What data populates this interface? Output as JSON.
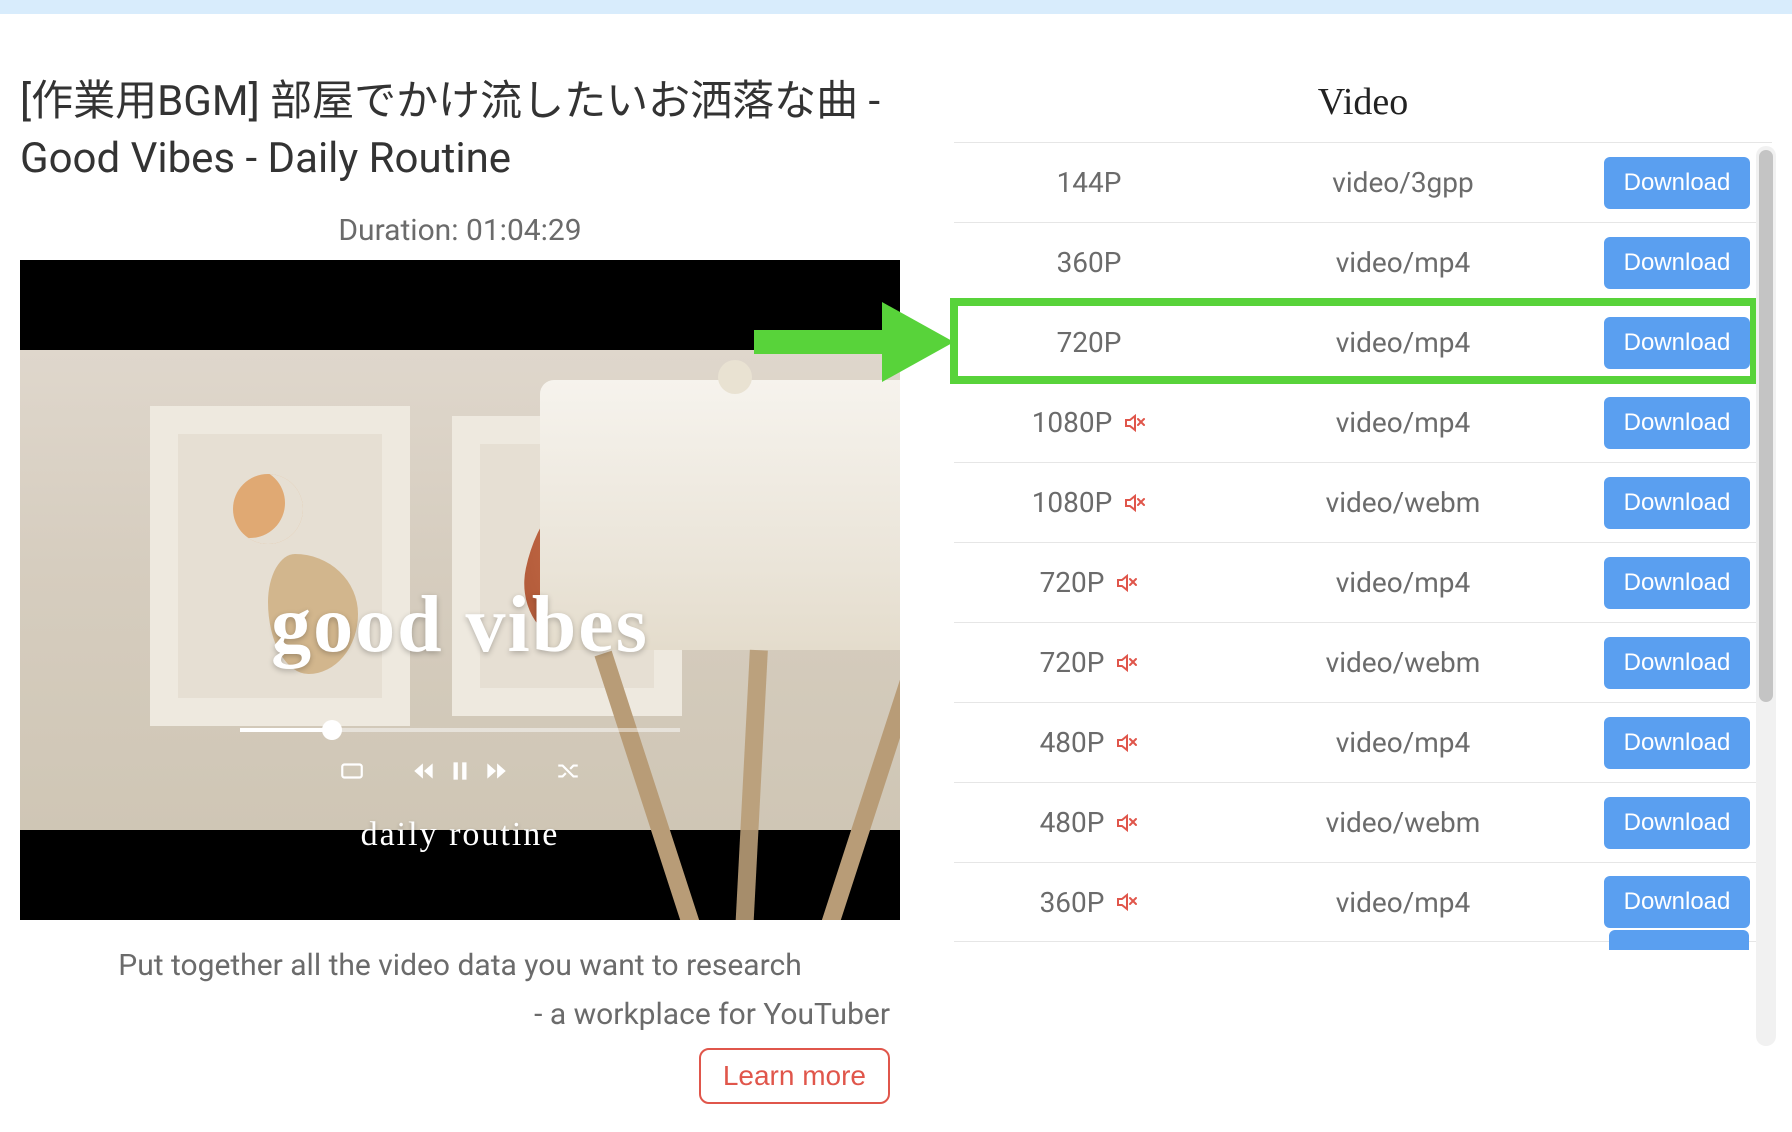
{
  "video": {
    "title": "[作業用BGM] 部屋でかけ流したいお洒落な曲 - Good Vibes - Daily Routine",
    "duration_label": "Duration: 01:04:29",
    "thumb_overlay_title": "good vibes",
    "thumb_overlay_sub": "daily routine"
  },
  "promo": {
    "line1": "Put together all the video data you want to research",
    "line2": "- a workplace for YouTuber",
    "learn_more": "Learn more"
  },
  "panel": {
    "title": "Video",
    "download_label": "Download",
    "rows": [
      {
        "res": "144P",
        "muted": false,
        "type": "video/3gpp"
      },
      {
        "res": "360P",
        "muted": false,
        "type": "video/mp4"
      },
      {
        "res": "720P",
        "muted": false,
        "type": "video/mp4"
      },
      {
        "res": "1080P",
        "muted": true,
        "type": "video/mp4"
      },
      {
        "res": "1080P",
        "muted": true,
        "type": "video/webm"
      },
      {
        "res": "720P",
        "muted": true,
        "type": "video/mp4"
      },
      {
        "res": "720P",
        "muted": true,
        "type": "video/webm"
      },
      {
        "res": "480P",
        "muted": true,
        "type": "video/mp4"
      },
      {
        "res": "480P",
        "muted": true,
        "type": "video/webm"
      },
      {
        "res": "360P",
        "muted": true,
        "type": "video/mp4"
      }
    ],
    "highlight_row_index": 2
  },
  "colors": {
    "button_blue": "#5a9ff0",
    "highlight_green": "#58d33a",
    "muted_red": "#e0564b"
  }
}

--------------------------------

■ What you need to do
The records above are to be restated exactly, without their pictures.

■ Solved problem
What data populates this interface? Output as JSON.
{
  "video": {
    "title": "[作業用BGM] 部屋でかけ流したいお洒落な曲 - Good Vibes - Daily Routine",
    "duration_label": "Duration: 01:04:29",
    "thumb_overlay_title": "good vibes",
    "thumb_overlay_sub": "daily routine"
  },
  "promo": {
    "line1": "Put together all the video data you want to research",
    "line2": "- a workplace for YouTuber",
    "learn_more": "Learn more"
  },
  "panel": {
    "title": "Video",
    "download_label": "Download",
    "rows": [
      {
        "res": "144P",
        "muted": false,
        "type": "video/3gpp"
      },
      {
        "res": "360P",
        "muted": false,
        "type": "video/mp4"
      },
      {
        "res": "720P",
        "muted": false,
        "type": "video/mp4"
      },
      {
        "res": "1080P",
        "muted": true,
        "type": "video/mp4"
      },
      {
        "res": "1080P",
        "muted": true,
        "type": "video/webm"
      },
      {
        "res": "720P",
        "muted": true,
        "type": "video/mp4"
      },
      {
        "res": "720P",
        "muted": true,
        "type": "video/webm"
      },
      {
        "res": "480P",
        "muted": true,
        "type": "video/mp4"
      },
      {
        "res": "480P",
        "muted": true,
        "type": "video/webm"
      },
      {
        "res": "360P",
        "muted": true,
        "type": "video/mp4"
      }
    ],
    "highlight_row_index": 2
  },
  "colors": {
    "button_blue": "#5a9ff0",
    "highlight_green": "#58d33a",
    "muted_red": "#e0564b"
  }
}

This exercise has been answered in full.